(WHAT IS NEEDED): Copy out all the entries word for word.

(RECORDED DATA):
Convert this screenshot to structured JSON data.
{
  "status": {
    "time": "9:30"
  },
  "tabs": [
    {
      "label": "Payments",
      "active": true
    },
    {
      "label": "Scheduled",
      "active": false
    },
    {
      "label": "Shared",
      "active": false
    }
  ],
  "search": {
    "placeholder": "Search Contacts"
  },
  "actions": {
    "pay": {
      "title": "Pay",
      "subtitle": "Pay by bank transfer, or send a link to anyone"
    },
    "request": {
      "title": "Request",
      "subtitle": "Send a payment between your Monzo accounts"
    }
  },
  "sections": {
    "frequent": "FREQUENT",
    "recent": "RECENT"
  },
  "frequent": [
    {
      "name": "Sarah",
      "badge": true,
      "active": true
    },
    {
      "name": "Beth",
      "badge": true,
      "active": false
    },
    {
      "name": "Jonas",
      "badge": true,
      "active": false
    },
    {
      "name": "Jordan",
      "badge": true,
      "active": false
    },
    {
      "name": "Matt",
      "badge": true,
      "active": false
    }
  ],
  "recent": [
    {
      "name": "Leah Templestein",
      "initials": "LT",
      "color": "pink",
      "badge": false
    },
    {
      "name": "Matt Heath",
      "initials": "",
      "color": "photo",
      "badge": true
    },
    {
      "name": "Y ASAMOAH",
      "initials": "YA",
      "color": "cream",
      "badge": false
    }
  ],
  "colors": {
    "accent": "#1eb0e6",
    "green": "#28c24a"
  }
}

(RESULT BELOW):
Convert this screenshot to structured JSON data.
{
  "status": {
    "time": "9:30"
  },
  "tabs": [
    {
      "label": "Payments",
      "active": true
    },
    {
      "label": "Scheduled",
      "active": false
    },
    {
      "label": "Shared",
      "active": false
    }
  ],
  "search": {
    "placeholder": "Search Contacts"
  },
  "actions": {
    "pay": {
      "title": "Pay",
      "subtitle": "Pay by bank transfer, or send a link to anyone"
    },
    "request": {
      "title": "Request",
      "subtitle": "Send a payment between your Monzo accounts"
    }
  },
  "sections": {
    "frequent": "FREQUENT",
    "recent": "RECENT"
  },
  "frequent": [
    {
      "name": "Sarah",
      "badge": true,
      "active": true
    },
    {
      "name": "Beth",
      "badge": true,
      "active": false
    },
    {
      "name": "Jonas",
      "badge": true,
      "active": false
    },
    {
      "name": "Jordan",
      "badge": true,
      "active": false
    },
    {
      "name": "Matt",
      "badge": true,
      "active": false
    }
  ],
  "recent": [
    {
      "name": "Leah Templestein",
      "initials": "LT",
      "color": "pink",
      "badge": false
    },
    {
      "name": "Matt Heath",
      "initials": "",
      "color": "photo",
      "badge": true
    },
    {
      "name": "Y ASAMOAH",
      "initials": "YA",
      "color": "cream",
      "badge": false
    }
  ],
  "colors": {
    "accent": "#1eb0e6",
    "green": "#28c24a"
  }
}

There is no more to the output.